*The problem*:
From the entries provided below, copy each line that contains the word "خدمت".

*Provided data*:
··········
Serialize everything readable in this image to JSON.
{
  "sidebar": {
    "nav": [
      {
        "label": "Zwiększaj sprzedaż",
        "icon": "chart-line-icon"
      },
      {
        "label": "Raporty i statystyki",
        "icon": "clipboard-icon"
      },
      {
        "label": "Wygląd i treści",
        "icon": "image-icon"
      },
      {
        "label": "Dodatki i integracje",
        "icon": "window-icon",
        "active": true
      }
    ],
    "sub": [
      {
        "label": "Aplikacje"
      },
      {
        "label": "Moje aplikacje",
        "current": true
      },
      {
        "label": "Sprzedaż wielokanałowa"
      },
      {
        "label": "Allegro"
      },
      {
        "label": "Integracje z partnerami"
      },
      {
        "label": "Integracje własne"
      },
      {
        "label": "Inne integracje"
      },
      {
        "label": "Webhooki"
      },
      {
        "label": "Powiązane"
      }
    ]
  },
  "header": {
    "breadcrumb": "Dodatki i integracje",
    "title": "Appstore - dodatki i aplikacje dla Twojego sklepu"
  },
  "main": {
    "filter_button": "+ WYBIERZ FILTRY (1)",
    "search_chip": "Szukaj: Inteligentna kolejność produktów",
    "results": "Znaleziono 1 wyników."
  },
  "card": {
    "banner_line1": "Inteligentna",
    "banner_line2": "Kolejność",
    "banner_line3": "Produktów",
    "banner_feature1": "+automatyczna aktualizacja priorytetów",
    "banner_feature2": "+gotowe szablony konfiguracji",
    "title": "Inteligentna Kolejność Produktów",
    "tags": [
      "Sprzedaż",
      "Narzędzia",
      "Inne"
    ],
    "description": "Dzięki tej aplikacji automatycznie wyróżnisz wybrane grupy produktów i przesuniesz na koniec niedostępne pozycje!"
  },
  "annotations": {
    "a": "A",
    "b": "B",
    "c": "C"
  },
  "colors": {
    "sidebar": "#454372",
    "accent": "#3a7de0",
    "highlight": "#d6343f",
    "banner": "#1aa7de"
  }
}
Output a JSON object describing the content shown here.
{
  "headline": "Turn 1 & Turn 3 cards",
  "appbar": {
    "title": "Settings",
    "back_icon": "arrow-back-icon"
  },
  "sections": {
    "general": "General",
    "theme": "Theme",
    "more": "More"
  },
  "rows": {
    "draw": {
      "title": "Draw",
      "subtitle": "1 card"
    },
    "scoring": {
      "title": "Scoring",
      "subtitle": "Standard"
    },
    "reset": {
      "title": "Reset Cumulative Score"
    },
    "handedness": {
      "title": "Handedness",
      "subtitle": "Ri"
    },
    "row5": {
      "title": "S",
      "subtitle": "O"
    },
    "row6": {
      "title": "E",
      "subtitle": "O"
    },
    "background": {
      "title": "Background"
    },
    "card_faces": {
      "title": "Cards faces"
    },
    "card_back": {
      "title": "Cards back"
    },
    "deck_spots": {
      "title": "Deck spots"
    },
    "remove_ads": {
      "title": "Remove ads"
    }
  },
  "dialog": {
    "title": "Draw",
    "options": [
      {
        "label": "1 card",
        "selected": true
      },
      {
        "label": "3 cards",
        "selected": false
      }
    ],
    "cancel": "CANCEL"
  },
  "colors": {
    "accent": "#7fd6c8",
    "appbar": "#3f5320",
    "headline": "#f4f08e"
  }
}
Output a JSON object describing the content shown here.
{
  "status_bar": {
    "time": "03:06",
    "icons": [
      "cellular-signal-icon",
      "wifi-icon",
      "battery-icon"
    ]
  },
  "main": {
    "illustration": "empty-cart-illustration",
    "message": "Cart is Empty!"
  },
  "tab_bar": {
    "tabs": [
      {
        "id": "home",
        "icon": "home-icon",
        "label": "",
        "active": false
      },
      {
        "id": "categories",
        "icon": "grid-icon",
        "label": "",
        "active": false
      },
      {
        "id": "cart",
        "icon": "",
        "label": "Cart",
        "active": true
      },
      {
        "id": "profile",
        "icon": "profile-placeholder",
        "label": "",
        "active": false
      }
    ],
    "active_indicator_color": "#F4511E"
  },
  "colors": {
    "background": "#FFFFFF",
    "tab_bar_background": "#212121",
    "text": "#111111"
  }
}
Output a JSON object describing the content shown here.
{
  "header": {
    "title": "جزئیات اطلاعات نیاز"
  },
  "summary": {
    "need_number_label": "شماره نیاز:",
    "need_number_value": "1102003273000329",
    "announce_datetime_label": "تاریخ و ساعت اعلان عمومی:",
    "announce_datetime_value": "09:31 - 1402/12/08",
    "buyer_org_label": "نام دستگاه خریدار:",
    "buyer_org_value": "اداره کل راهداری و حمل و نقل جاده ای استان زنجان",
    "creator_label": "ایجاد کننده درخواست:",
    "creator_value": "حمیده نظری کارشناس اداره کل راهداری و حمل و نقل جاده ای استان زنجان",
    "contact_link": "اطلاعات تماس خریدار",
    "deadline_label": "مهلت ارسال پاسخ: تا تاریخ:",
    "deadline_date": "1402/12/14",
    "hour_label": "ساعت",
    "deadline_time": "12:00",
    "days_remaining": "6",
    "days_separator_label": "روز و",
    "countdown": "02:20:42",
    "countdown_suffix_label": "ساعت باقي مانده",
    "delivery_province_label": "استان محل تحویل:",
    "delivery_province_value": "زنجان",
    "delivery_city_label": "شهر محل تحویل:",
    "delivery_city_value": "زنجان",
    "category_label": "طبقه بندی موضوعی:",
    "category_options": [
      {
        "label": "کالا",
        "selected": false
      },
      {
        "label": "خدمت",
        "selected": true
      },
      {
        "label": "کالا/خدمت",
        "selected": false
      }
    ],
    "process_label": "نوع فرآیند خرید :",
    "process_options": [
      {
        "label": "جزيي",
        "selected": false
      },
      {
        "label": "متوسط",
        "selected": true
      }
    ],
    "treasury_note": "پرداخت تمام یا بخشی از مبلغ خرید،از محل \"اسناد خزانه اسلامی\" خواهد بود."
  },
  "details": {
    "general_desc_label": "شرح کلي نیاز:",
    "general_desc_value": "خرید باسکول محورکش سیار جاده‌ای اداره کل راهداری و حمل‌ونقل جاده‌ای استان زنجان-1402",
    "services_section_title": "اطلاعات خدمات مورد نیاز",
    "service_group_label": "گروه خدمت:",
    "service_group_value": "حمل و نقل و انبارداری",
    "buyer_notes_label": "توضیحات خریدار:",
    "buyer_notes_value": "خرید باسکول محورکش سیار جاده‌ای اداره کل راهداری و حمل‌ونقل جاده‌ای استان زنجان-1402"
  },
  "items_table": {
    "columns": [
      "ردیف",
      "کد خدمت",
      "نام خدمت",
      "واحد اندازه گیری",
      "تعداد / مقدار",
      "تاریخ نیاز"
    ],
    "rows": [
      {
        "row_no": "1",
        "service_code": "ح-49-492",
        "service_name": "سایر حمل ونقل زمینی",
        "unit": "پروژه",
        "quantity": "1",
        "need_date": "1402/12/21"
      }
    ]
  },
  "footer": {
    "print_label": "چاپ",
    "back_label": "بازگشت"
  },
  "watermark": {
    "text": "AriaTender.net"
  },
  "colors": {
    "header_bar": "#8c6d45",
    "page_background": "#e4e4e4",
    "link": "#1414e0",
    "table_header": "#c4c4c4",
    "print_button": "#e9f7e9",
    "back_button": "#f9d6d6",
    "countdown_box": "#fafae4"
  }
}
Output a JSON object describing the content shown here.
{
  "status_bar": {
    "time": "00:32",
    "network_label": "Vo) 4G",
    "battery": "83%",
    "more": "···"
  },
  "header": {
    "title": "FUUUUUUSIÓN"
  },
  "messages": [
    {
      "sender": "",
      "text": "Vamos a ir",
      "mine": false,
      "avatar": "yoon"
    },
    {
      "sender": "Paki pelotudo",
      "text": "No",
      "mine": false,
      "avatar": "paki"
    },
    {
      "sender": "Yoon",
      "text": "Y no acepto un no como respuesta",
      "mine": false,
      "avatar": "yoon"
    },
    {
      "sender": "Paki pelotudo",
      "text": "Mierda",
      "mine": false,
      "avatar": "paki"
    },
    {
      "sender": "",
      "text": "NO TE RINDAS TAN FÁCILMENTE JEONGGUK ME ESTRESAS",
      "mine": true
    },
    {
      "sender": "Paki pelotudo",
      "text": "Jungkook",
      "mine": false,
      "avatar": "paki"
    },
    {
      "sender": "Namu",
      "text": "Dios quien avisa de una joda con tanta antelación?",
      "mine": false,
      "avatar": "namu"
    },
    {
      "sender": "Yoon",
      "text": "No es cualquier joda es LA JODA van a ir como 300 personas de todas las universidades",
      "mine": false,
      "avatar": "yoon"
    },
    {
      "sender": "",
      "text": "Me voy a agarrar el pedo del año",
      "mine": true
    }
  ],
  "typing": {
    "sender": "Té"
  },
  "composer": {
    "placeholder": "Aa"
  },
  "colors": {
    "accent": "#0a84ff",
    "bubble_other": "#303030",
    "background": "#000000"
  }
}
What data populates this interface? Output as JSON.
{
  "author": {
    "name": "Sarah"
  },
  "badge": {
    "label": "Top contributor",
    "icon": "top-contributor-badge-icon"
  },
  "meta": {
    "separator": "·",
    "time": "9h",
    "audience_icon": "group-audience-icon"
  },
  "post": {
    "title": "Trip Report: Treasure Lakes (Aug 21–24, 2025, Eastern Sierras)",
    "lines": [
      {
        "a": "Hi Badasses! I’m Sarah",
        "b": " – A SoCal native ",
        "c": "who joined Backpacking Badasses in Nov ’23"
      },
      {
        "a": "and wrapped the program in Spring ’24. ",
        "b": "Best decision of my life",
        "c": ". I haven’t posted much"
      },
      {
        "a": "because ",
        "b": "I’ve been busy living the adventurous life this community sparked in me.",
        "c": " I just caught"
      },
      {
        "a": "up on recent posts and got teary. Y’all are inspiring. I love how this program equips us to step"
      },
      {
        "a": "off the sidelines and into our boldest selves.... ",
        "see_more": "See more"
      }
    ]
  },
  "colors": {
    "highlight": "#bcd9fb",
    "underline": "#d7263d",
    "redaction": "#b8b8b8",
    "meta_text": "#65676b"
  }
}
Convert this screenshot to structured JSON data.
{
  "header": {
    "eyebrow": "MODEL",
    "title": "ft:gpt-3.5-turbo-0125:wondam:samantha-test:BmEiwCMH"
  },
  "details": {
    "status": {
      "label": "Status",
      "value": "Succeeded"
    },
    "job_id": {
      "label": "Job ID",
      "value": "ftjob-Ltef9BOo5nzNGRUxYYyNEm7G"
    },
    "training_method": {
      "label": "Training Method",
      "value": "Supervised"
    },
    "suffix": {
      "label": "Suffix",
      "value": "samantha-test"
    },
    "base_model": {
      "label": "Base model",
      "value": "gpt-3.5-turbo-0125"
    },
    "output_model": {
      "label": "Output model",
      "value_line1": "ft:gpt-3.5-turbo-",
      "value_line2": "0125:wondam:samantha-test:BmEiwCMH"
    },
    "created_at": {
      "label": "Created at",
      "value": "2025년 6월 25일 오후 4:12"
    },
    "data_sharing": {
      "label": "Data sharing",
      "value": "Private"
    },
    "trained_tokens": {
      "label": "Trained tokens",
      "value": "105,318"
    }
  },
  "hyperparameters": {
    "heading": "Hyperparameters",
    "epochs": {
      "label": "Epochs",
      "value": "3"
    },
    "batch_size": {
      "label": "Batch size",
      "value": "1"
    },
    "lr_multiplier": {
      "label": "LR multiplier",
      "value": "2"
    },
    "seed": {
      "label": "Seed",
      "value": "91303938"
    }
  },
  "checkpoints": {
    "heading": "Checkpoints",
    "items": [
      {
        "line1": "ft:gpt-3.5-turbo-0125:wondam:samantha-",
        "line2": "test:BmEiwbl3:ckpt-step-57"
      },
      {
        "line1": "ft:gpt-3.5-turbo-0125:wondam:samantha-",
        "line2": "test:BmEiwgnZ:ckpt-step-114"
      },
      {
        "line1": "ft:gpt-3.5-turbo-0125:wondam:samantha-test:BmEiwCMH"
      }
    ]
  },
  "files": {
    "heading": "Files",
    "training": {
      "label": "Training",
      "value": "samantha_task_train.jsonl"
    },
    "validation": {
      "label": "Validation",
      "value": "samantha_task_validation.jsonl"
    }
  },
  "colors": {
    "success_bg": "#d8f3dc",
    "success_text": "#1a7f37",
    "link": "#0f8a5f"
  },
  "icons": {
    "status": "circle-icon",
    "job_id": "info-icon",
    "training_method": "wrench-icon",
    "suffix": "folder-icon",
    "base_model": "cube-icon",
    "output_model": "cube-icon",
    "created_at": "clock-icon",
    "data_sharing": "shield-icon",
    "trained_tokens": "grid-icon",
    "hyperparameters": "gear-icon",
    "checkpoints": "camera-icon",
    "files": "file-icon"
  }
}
··········
*Exercise response*:
        "label": "خدمت",
        "label": "کالا/خدمت",
    "service_group_label": "گروه خدمت:",
      "کد خدمت",
      "نام خدمت",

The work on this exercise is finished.